**Requirements:** In the copy, include every entry exactly but none of the pictures.

**Record set:**

——

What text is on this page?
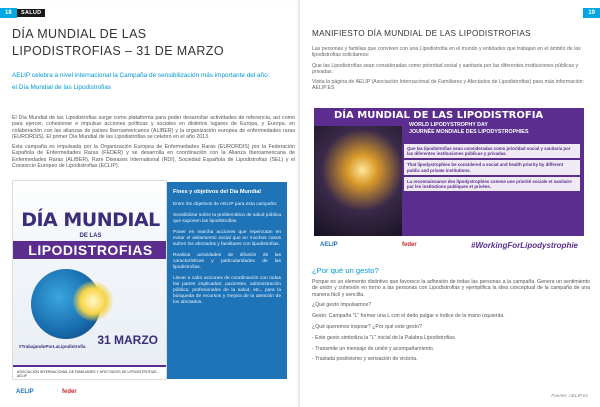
18	SALUD
DÍA MUNDIAL DE LAS
LIPODISTROFIAS – 31 DE MARZO
AELIP celebra a nivel internacional la Campaña de sensibilización más importante del año:
el Día Mundial de las Lipodistrofias

El Día Mundial de las Lipodistrofias surge como plataforma para poder desarrollar actividades de referencia, así como para ejercer, cohesionar e impulsar acciones políticas y sociales en distintos lugares de Europa, y Europa, en colaboración con las alianzas de países Iberoamericanos (ALIBER) y la organización europea de enfermedades raras (EURORDIS). El primer Día Mundial de las Lipodistrofias se celebró en el año 2013.

Esta campaña es impulsada por la Organización Europea de Enfermedades Raras (EURORDIS) por la Federación Española de Enfermedades Raras (FEDER) y se desarrolla en coordinación con la Alianza Iberoamericana de Enfermedades Raras (ALIBER), Rare Diseases International (RDI), Sociedad Española de Lipodistrofias (SEL) y el Consorcio Europeo de Lipodistrofias (ECLIP).

DÍA MUNDIAL
DE LAS
LIPODISTROFIAS
31 MARZO
#TrabajandoPorLaLipodistrofia
ASOCIACIÓN INTERNACIONAL DE FAMILIARES Y AFECTADOS DE LIPODISTROFIAS - AELIP
Fines y objetivos del Día Mundial

Entre los objetivos de AELIP para esta campaña:

Sensibilizar sobre la problemática de salud pública que suponen las lipodistrofias.

Poner en marcha acciones que repercutan en evitar el aislamiento social que en muchos casos sufren los afectados y familiares con lipodistrofias.

Realizar actividades de difusión de las características y particularidades de las lipodistrofias.

Llevar a cabo acciones de coordinación con todas las partes implicadas: pacientes, administración pública, profesionales de la salud, etc., para la búsqueda de recursos y mejora de la atención de los afectados.

AELIP	feder
19
MANIFIESTO DÍA MUNDIAL DE LAS LIPODISTROFIAS

Las personas y familias que conviven con una Lipodistrofia en el mundo y entidades que trabajan en el ámbito de las lipodistrofias solicitamos:

Que las Lipodistrofias sean consideradas como prioridad social y sanitaria por las diferentes instituciones públicas y privadas.

Visita la página de AELIP (Asociación Internacional de Familiares y Afectados de Lipodistrofias) para más información: AELIP.ES

DÍA MUNDIAL DE LAS LIPODISTROFIA
WORLD LIPODYSTROPHY DAY
JOURNÉE MONDIALE DES LIPODYSTROPHIES
Que las lipodistrofias sean consideradas como prioridad social y sanitaria por las diferentes instituciones públicas y privadas.
That lipodystrophies be considered a social and health priority by different public and private institutions.
La reconnaissance des lipodystrophies comme une priorité sociale et sanitaire par les institutions publiques et privées.
AELIP	feder	#WorkingForLipodystrophie
¿Por qué un gesto?

Porque es un elemento distintivo que favorece la adhesión de todas las personas a la campaña. Genera un sentimiento de unión y cohesión en torno a las personas con Lipodistrofias y ejemplifica la idea conceptual de la campaña de una manera fácil y sencilla.

¿Qué gesto impulsamos?

Gesto: Campaña "L" formar una L con el dedo pulgar e índice de la mano izquierda.

¿Qué queremos inspirar? ¿Por qué este gesto?

- Este gesto simboliza la "L" inicial de la Palabra Lipodistrofias.

- Transmite un mensaje de unión y acompañamiento.

- Traslada positivismo y sensación de victoria.

Fuente: AELIP.es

——

**Response for this exercise:**
What text is on this page?
18	SALUD
DÍA MUNDIAL DE LAS
LIPODISTROFIAS – 31 DE MARZO
AELIP celebra a nivel internacional la Campaña de sensibilización más importante del año:
el Día Mundial de las Lipodistrofias

El Día Mundial de las Lipodistrofias surge como plataforma para poder desarrollar actividades de referencia, así como para ejercer, cohesionar e impulsar acciones políticas y sociales en distintos lugares de Europa, y Europa, en colaboración con las alianzas de países Iberoamericanos (ALIBER) y la organización europea de enfermedades raras (EURORDIS). El primer Día Mundial de las Lipodistrofias se celebró en el año 2013.

Esta campaña es impulsada por la Organización Europea de Enfermedades Raras (EURORDIS) por la Federación Española de Enfermedades Raras (FEDER) y se desarrolla en coordinación con la Alianza Iberoamericana de Enfermedades Raras (ALIBER), Rare Diseases International (RDI), Sociedad Española de Lipodistrofias (SEL) y el Consorcio Europeo de Lipodistrofias (ECLIP).

DÍA MUNDIAL
DE LAS
LIPODISTROFIAS
31 MARZO
#TrabajandoPorLaLipodistrofia
ASOCIACIÓN INTERNACIONAL DE FAMILIARES Y AFECTADOS DE LIPODISTROFIAS - AELIP
Fines y objetivos del Día Mundial

Entre los objetivos de AELIP para esta campaña:

Sensibilizar sobre la problemática de salud pública que suponen las lipodistrofias.

Poner en marcha acciones que repercutan en evitar el aislamiento social que en muchos casos sufren los afectados y familiares con lipodistrofias.

Realizar actividades de difusión de las características y particularidades de las lipodistrofias.

Llevar a cabo acciones de coordinación con todas las partes implicadas: pacientes, administración pública, profesionales de la salud, etc., para la búsqueda de recursos y mejora de la atención de los afectados.

AELIP	feder
19
MANIFIESTO DÍA MUNDIAL DE LAS LIPODISTROFIAS

Las personas y familias que conviven con una Lipodistrofia en el mundo y entidades que trabajan en el ámbito de las lipodistrofias solicitamos:

Que las Lipodistrofias sean consideradas como prioridad social y sanitaria por las diferentes instituciones públicas y privadas.

Visita la página de AELIP (Asociación Internacional de Familiares y Afectados de Lipodistrofias) para más información: AELIP.ES

DÍA MUNDIAL DE LAS LIPODISTROFIA
WORLD LIPODYSTROPHY DAY
JOURNÉE MONDIALE DES LIPODYSTROPHIES
Que las lipodistrofias sean consideradas como prioridad social y sanitaria por las diferentes instituciones públicas y privadas.
That lipodystrophies be considered a social and health priority by different public and private institutions.
La reconnaissance des lipodystrophies comme une priorité sociale et sanitaire par les institutions publiques et privées.
AELIP	feder	#WorkingForLipodystrophie
¿Por qué un gesto?

Porque es un elemento distintivo que favorece la adhesión de todas las personas a la campaña. Genera un sentimiento de unión y cohesión en torno a las personas con Lipodistrofias y ejemplifica la idea conceptual de la campaña de una manera fácil y sencilla.

¿Qué gesto impulsamos?

Gesto: Campaña "L" formar una L con el dedo pulgar e índice de la mano izquierda.

¿Qué queremos inspirar? ¿Por qué este gesto?

- Este gesto simboliza la "L" inicial de la Palabra Lipodistrofias.

- Transmite un mensaje de unión y acompañamiento.

- Traslada positivismo y sensación de victoria.

Fuente: AELIP.es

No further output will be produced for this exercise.